# Start of GIVEN DATA

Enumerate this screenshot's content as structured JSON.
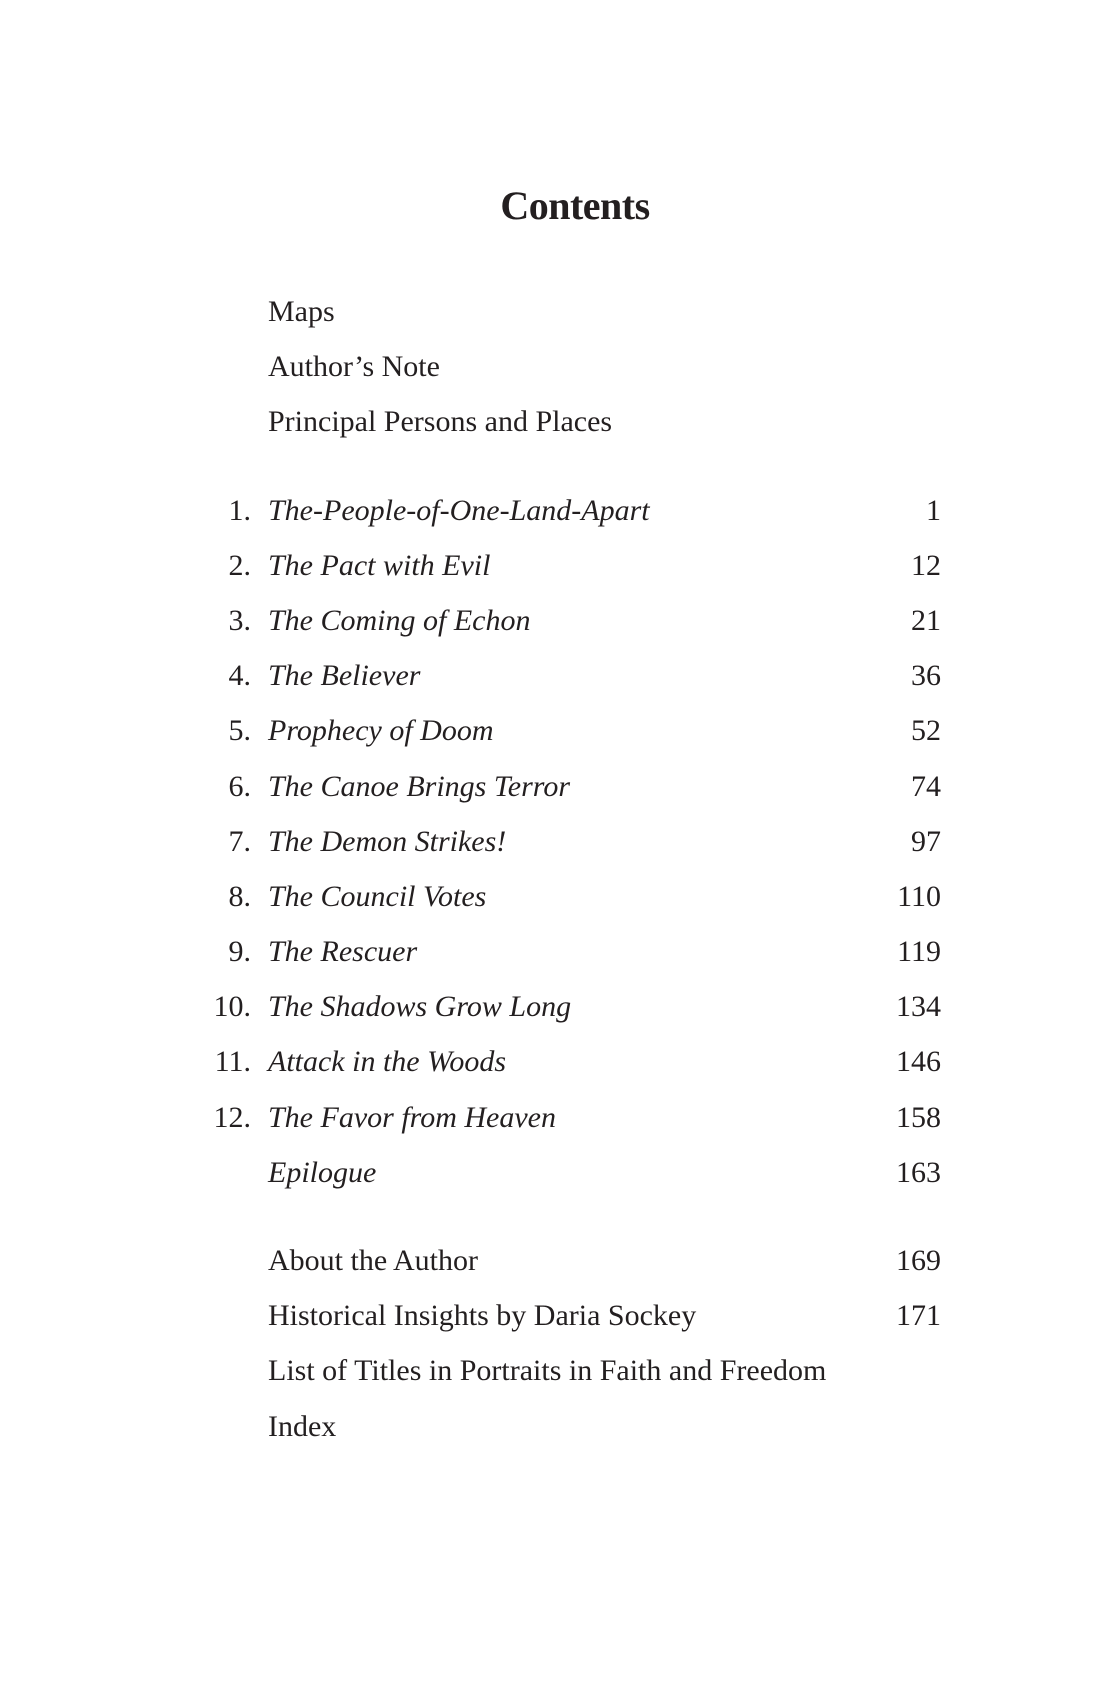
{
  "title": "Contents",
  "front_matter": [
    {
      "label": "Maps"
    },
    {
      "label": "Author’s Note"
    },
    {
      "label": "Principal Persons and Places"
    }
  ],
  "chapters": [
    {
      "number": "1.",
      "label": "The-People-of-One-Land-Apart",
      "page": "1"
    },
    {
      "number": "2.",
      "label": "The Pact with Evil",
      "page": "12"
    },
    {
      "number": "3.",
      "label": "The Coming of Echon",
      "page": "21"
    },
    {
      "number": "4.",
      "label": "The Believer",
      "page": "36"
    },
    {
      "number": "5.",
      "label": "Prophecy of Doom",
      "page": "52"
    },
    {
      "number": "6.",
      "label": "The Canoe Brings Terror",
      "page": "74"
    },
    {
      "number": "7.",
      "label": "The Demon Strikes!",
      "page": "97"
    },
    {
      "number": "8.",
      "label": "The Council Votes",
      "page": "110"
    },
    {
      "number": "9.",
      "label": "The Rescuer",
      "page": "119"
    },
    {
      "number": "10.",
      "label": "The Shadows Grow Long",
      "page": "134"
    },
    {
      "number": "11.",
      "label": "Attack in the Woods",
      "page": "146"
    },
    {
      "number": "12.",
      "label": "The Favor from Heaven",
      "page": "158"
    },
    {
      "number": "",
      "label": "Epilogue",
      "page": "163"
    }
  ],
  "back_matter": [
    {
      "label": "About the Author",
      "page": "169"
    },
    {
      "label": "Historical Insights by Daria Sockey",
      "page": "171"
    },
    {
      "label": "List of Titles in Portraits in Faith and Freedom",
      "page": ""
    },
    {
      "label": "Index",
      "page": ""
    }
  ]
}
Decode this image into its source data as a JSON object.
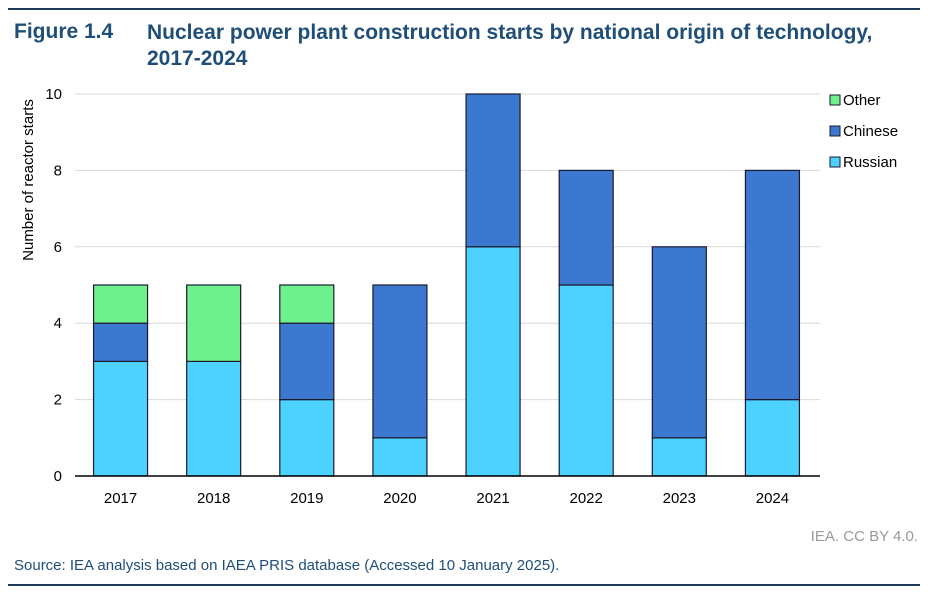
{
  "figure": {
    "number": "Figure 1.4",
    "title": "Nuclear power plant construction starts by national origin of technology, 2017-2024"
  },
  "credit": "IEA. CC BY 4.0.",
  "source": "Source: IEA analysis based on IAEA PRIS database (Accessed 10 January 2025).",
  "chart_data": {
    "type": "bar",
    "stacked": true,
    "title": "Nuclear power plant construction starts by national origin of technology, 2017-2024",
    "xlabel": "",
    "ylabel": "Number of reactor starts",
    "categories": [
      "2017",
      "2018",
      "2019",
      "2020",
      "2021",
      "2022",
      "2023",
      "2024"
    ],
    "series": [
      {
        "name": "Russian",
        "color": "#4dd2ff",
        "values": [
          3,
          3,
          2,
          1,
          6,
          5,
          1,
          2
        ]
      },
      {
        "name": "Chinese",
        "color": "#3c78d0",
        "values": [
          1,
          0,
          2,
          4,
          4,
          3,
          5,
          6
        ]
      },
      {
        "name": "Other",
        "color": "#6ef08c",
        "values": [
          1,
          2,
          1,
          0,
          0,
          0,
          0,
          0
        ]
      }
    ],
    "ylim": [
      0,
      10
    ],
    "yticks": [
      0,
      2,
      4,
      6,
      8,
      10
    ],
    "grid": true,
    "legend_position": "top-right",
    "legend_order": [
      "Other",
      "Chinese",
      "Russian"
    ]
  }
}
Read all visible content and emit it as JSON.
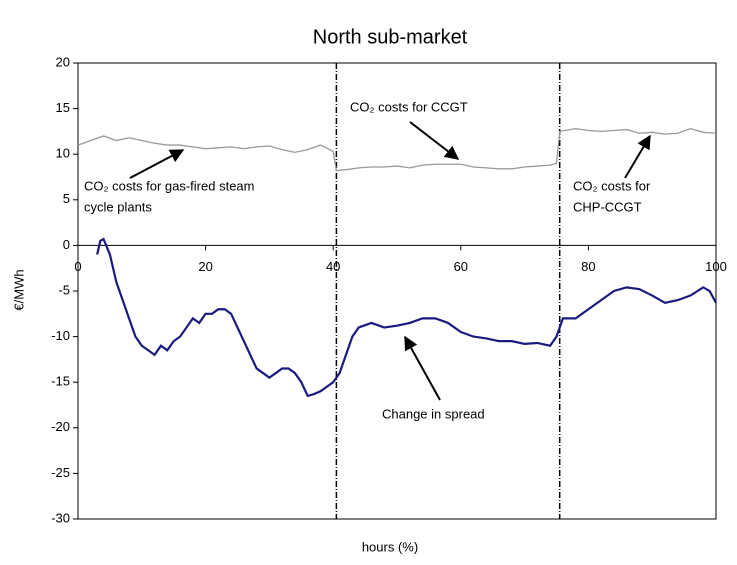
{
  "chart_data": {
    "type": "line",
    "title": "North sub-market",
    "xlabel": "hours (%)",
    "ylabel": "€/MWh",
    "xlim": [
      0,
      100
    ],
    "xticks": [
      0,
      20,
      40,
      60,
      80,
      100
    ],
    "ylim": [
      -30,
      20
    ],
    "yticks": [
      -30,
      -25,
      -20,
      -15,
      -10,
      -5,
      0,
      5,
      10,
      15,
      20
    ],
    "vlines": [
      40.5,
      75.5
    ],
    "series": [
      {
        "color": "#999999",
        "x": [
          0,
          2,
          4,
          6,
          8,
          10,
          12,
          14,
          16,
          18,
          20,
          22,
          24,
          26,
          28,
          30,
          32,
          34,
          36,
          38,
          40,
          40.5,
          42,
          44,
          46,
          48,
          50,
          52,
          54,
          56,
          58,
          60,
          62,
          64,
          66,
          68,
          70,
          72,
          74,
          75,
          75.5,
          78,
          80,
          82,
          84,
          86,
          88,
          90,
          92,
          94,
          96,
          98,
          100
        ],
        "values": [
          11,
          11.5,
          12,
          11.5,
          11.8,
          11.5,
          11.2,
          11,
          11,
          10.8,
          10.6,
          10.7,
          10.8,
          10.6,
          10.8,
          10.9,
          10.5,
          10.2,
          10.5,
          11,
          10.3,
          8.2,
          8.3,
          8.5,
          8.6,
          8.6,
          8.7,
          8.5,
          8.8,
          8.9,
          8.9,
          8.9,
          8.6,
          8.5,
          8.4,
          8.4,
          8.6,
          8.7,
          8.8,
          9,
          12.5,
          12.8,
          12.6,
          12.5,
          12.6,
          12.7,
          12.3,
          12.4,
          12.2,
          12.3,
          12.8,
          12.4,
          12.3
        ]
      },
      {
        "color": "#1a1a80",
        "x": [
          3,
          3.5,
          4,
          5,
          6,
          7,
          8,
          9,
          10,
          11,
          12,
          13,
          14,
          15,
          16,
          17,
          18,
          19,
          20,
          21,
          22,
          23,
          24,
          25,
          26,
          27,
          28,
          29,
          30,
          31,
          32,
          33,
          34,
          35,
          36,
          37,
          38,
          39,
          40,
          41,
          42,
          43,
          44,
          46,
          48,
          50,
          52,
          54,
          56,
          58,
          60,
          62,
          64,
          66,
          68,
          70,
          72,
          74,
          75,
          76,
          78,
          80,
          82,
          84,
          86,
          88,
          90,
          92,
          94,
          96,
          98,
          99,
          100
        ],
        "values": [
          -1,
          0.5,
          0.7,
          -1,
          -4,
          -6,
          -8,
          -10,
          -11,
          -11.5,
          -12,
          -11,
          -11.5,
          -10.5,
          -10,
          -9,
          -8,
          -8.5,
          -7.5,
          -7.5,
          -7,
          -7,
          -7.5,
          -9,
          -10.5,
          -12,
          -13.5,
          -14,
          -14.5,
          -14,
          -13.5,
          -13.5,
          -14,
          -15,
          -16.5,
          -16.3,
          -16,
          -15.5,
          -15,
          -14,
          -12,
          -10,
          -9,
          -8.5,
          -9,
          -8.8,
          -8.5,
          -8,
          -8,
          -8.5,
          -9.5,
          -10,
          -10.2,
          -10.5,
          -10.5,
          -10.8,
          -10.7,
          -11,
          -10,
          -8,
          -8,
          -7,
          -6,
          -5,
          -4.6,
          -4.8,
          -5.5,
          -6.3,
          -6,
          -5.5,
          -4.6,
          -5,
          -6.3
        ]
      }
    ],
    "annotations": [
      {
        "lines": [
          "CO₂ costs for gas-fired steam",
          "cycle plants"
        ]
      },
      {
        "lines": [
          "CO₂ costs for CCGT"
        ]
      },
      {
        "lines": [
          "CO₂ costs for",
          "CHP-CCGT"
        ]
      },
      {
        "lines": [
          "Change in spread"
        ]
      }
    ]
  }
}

# End of GIVEN DATA

▶ [THE EXERCISE]: Without the pictures, output the full listing exactly as it stands.

▶ [COMPLETED TASK]:
Enumerate this screenshot's content as structured JSON.
{
  "title": "Contents",
  "front_matter": [
    {
      "label": "Maps"
    },
    {
      "label": "Author’s Note"
    },
    {
      "label": "Principal Persons and Places"
    }
  ],
  "chapters": [
    {
      "number": "1.",
      "label": "The-People-of-One-Land-Apart",
      "page": "1"
    },
    {
      "number": "2.",
      "label": "The Pact with Evil",
      "page": "12"
    },
    {
      "number": "3.",
      "label": "The Coming of Echon",
      "page": "21"
    },
    {
      "number": "4.",
      "label": "The Believer",
      "page": "36"
    },
    {
      "number": "5.",
      "label": "Prophecy of Doom",
      "page": "52"
    },
    {
      "number": "6.",
      "label": "The Canoe Brings Terror",
      "page": "74"
    },
    {
      "number": "7.",
      "label": "The Demon Strikes!",
      "page": "97"
    },
    {
      "number": "8.",
      "label": "The Council Votes",
      "page": "110"
    },
    {
      "number": "9.",
      "label": "The Rescuer",
      "page": "119"
    },
    {
      "number": "10.",
      "label": "The Shadows Grow Long",
      "page": "134"
    },
    {
      "number": "11.",
      "label": "Attack in the Woods",
      "page": "146"
    },
    {
      "number": "12.",
      "label": "The Favor from Heaven",
      "page": "158"
    },
    {
      "number": "",
      "label": "Epilogue",
      "page": "163"
    }
  ],
  "back_matter": [
    {
      "label": "About the Author",
      "page": "169"
    },
    {
      "label": "Historical Insights by Daria Sockey",
      "page": "171"
    },
    {
      "label": "List of Titles in Portraits in Faith and Freedom",
      "page": ""
    },
    {
      "label": "Index",
      "page": ""
    }
  ]
}
Decode this image into its source data as a JSON object.
{
  "figure": {
    "number": "Figure 1.4",
    "title": "Nuclear power plant construction starts by national origin of technology, 2017-2024"
  },
  "credit": "IEA. CC BY 4.0.",
  "source": "Source: IEA analysis based on IAEA PRIS database (Accessed 10 January 2025).",
  "chart_data": {
    "type": "bar",
    "stacked": true,
    "title": "Nuclear power plant construction starts by national origin of technology, 2017-2024",
    "xlabel": "",
    "ylabel": "Number of reactor starts",
    "categories": [
      "2017",
      "2018",
      "2019",
      "2020",
      "2021",
      "2022",
      "2023",
      "2024"
    ],
    "series": [
      {
        "name": "Russian",
        "color": "#4dd2ff",
        "values": [
          3,
          3,
          2,
          1,
          6,
          5,
          1,
          2
        ]
      },
      {
        "name": "Chinese",
        "color": "#3c78d0",
        "values": [
          1,
          0,
          2,
          4,
          4,
          3,
          5,
          6
        ]
      },
      {
        "name": "Other",
        "color": "#6ef08c",
        "values": [
          1,
          2,
          1,
          0,
          0,
          0,
          0,
          0
        ]
      }
    ],
    "ylim": [
      0,
      10
    ],
    "yticks": [
      0,
      2,
      4,
      6,
      8,
      10
    ],
    "grid": true,
    "legend_position": "top-right",
    "legend_order": [
      "Other",
      "Chinese",
      "Russian"
    ]
  }
}
Read all visible content and emit it as JSON.
{
  "chart_data": {
    "type": "line",
    "title": "North sub-market",
    "xlabel": "hours (%)",
    "ylabel": "€/MWh",
    "xlim": [
      0,
      100
    ],
    "xticks": [
      0,
      20,
      40,
      60,
      80,
      100
    ],
    "ylim": [
      -30,
      20
    ],
    "yticks": [
      -30,
      -25,
      -20,
      -15,
      -10,
      -5,
      0,
      5,
      10,
      15,
      20
    ],
    "vlines": [
      40.5,
      75.5
    ],
    "series": [
      {
        "color": "#999999",
        "x": [
          0,
          2,
          4,
          6,
          8,
          10,
          12,
          14,
          16,
          18,
          20,
          22,
          24,
          26,
          28,
          30,
          32,
          34,
          36,
          38,
          40,
          40.5,
          42,
          44,
          46,
          48,
          50,
          52,
          54,
          56,
          58,
          60,
          62,
          64,
          66,
          68,
          70,
          72,
          74,
          75,
          75.5,
          78,
          80,
          82,
          84,
          86,
          88,
          90,
          92,
          94,
          96,
          98,
          100
        ],
        "values": [
          11,
          11.5,
          12,
          11.5,
          11.8,
          11.5,
          11.2,
          11,
          11,
          10.8,
          10.6,
          10.7,
          10.8,
          10.6,
          10.8,
          10.9,
          10.5,
          10.2,
          10.5,
          11,
          10.3,
          8.2,
          8.3,
          8.5,
          8.6,
          8.6,
          8.7,
          8.5,
          8.8,
          8.9,
          8.9,
          8.9,
          8.6,
          8.5,
          8.4,
          8.4,
          8.6,
          8.7,
          8.8,
          9,
          12.5,
          12.8,
          12.6,
          12.5,
          12.6,
          12.7,
          12.3,
          12.4,
          12.2,
          12.3,
          12.8,
          12.4,
          12.3
        ]
      },
      {
        "color": "#1a1a80",
        "x": [
          3,
          3.5,
          4,
          5,
          6,
          7,
          8,
          9,
          10,
          11,
          12,
          13,
          14,
          15,
          16,
          17,
          18,
          19,
          20,
          21,
          22,
          23,
          24,
          25,
          26,
          27,
          28,
          29,
          30,
          31,
          32,
          33,
          34,
          35,
          36,
          37,
          38,
          39,
          40,
          41,
          42,
          43,
          44,
          46,
          48,
          50,
          52,
          54,
          56,
          58,
          60,
          62,
          64,
          66,
          68,
          70,
          72,
          74,
          75,
          76,
          78,
          80,
          82,
          84,
          86,
          88,
          90,
          92,
          94,
          96,
          98,
          99,
          100
        ],
        "values": [
          -1,
          0.5,
          0.7,
          -1,
          -4,
          -6,
          -8,
          -10,
          -11,
          -11.5,
          -12,
          -11,
          -11.5,
          -10.5,
          -10,
          -9,
          -8,
          -8.5,
          -7.5,
          -7.5,
          -7,
          -7,
          -7.5,
          -9,
          -10.5,
          -12,
          -13.5,
          -14,
          -14.5,
          -14,
          -13.5,
          -13.5,
          -14,
          -15,
          -16.5,
          -16.3,
          -16,
          -15.5,
          -15,
          -14,
          -12,
          -10,
          -9,
          -8.5,
          -9,
          -8.8,
          -8.5,
          -8,
          -8,
          -8.5,
          -9.5,
          -10,
          -10.2,
          -10.5,
          -10.5,
          -10.8,
          -10.7,
          -11,
          -10,
          -8,
          -8,
          -7,
          -6,
          -5,
          -4.6,
          -4.8,
          -5.5,
          -6.3,
          -6,
          -5.5,
          -4.6,
          -5,
          -6.3
        ]
      }
    ],
    "annotations": [
      {
        "lines": [
          "CO₂ costs for gas-fired steam",
          "cycle plants"
        ]
      },
      {
        "lines": [
          "CO₂ costs for CCGT"
        ]
      },
      {
        "lines": [
          "CO₂ costs for",
          "CHP-CCGT"
        ]
      },
      {
        "lines": [
          "Change in spread"
        ]
      }
    ]
  }
}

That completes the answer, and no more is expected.